_REQUEST_
Without omitting anything, retype the data that follows.

— START OF GIVEN DATA —

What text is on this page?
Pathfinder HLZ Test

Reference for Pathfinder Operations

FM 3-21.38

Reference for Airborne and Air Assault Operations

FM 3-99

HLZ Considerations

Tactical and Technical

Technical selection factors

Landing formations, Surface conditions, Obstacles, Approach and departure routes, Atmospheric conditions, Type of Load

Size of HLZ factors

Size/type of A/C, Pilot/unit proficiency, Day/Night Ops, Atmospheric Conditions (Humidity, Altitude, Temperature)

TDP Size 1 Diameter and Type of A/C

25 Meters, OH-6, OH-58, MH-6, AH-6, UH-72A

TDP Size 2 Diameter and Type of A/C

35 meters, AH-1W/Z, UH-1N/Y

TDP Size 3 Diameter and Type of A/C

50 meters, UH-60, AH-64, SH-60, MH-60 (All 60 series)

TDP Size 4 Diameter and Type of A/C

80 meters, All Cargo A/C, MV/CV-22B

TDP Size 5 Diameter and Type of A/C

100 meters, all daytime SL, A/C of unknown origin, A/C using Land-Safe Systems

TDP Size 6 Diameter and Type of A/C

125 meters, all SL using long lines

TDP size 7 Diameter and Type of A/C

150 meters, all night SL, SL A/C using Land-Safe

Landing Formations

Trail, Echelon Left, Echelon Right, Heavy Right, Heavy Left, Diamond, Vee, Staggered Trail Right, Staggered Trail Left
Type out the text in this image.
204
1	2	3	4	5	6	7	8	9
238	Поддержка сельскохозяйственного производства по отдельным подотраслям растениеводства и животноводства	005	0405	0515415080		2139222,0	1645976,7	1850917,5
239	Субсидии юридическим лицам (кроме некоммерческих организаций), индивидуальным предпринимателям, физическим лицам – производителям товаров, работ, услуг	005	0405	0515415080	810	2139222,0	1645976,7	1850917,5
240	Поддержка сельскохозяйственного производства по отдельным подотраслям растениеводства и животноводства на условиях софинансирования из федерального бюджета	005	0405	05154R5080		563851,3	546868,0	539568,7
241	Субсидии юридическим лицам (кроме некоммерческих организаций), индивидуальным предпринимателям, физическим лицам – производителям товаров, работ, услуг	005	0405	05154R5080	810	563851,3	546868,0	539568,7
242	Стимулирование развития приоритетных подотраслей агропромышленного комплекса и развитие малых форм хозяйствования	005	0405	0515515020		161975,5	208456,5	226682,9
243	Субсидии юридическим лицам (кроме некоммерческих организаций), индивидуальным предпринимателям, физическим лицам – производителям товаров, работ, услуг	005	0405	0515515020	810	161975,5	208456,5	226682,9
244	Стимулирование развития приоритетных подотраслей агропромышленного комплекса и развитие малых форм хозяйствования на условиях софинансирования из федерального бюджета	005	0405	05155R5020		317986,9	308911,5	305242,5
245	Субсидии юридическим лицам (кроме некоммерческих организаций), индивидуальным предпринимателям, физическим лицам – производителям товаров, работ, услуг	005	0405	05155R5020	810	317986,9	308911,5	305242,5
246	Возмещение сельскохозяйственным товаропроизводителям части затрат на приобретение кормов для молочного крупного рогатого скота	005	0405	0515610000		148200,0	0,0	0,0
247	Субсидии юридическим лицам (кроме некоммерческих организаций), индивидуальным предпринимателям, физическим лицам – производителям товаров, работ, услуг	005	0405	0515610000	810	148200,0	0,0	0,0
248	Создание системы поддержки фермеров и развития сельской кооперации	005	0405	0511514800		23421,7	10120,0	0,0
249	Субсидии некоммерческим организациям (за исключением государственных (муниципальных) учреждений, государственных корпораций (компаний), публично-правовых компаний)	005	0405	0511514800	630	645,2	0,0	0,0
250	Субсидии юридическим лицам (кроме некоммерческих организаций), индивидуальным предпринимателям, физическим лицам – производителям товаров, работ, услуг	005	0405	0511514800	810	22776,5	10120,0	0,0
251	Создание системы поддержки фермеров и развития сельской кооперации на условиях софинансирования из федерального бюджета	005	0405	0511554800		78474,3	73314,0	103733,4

— END OF GIVEN DATA —

_EXERCISE ANSWER_
What text is on this page?
Pathfinder HLZ Test

Reference for Pathfinder Operations

FM 3-21.38

Reference for Airborne and Air Assault Operations

FM 3-99

HLZ Considerations

Tactical and Technical

Technical selection factors

Landing formations, Surface conditions, Obstacles, Approach and departure routes, Atmospheric conditions, Type of Load

Size of HLZ factors

Size/type of A/C, Pilot/unit proficiency, Day/Night Ops, Atmospheric Conditions (Humidity, Altitude, Temperature)

TDP Size 1 Diameter and Type of A/C

25 Meters, OH-6, OH-58, MH-6, AH-6, UH-72A

TDP Size 2 Diameter and Type of A/C

35 meters, AH-1W/Z, UH-1N/Y

TDP Size 3 Diameter and Type of A/C

50 meters, UH-60, AH-64, SH-60, MH-60 (All 60 series)

TDP Size 4 Diameter and Type of A/C

80 meters, All Cargo A/C, MV/CV-22B

TDP Size 5 Diameter and Type of A/C

100 meters, all daytime SL, A/C of unknown origin, A/C using Land-Safe Systems

TDP Size 6 Diameter and Type of A/C

125 meters, all SL using long lines

TDP size 7 Diameter and Type of A/C

150 meters, all night SL, SL A/C using Land-Safe

Landing Formations

Trail, Echelon Left, Echelon Right, Heavy Right, Heavy Left, Diamond, Vee, Staggered Trail Right, Staggered Trail Left
Type out the text in this image.
204
1	2	3	4	5	6	7	8	9
238	Поддержка сельскохозяйственного производства по отдельным подотраслям растениеводства и животноводства	005	0405	0515415080		2139222,0	1645976,7	1850917,5
239	Субсидии юридическим лицам (кроме некоммерческих организаций), индивидуальным предпринимателям, физическим лицам – производителям товаров, работ, услуг	005	0405	0515415080	810	2139222,0	1645976,7	1850917,5
240	Поддержка сельскохозяйственного производства по отдельным подотраслям растениеводства и животноводства на условиях софинансирования из федерального бюджета	005	0405	05154R5080		563851,3	546868,0	539568,7
241	Субсидии юридическим лицам (кроме некоммерческих организаций), индивидуальным предпринимателям, физическим лицам – производителям товаров, работ, услуг	005	0405	05154R5080	810	563851,3	546868,0	539568,7
242	Стимулирование развития приоритетных подотраслей агропромышленного комплекса и развитие малых форм хозяйствования	005	0405	0515515020		161975,5	208456,5	226682,9
243	Субсидии юридическим лицам (кроме некоммерческих организаций), индивидуальным предпринимателям, физическим лицам – производителям товаров, работ, услуг	005	0405	0515515020	810	161975,5	208456,5	226682,9
244	Стимулирование развития приоритетных подотраслей агропромышленного комплекса и развитие малых форм хозяйствования на условиях софинансирования из федерального бюджета	005	0405	05155R5020		317986,9	308911,5	305242,5
245	Субсидии юридическим лицам (кроме некоммерческих организаций), индивидуальным предпринимателям, физическим лицам – производителям товаров, работ, услуг	005	0405	05155R5020	810	317986,9	308911,5	305242,5
246	Возмещение сельскохозяйственным товаропроизводителям части затрат на приобретение кормов для молочного крупного рогатого скота	005	0405	0515610000		148200,0	0,0	0,0
247	Субсидии юридическим лицам (кроме некоммерческих организаций), индивидуальным предпринимателям, физическим лицам – производителям товаров, работ, услуг	005	0405	0515610000	810	148200,0	0,0	0,0
248	Создание системы поддержки фермеров и развития сельской кооперации	005	0405	0511514800		23421,7	10120,0	0,0
249	Субсидии некоммерческим организациям (за исключением государственных (муниципальных) учреждений, государственных корпораций (компаний), публично-правовых компаний)	005	0405	0511514800	630	645,2	0,0	0,0
250	Субсидии юридическим лицам (кроме некоммерческих организаций), индивидуальным предпринимателям, физическим лицам – производителям товаров, работ, услуг	005	0405	0511514800	810	22776,5	10120,0	0,0
251	Создание системы поддержки фермеров и развития сельской кооперации на условиях софинансирования из федерального бюджета	005	0405	0511554800		78474,3	73314,0	103733,4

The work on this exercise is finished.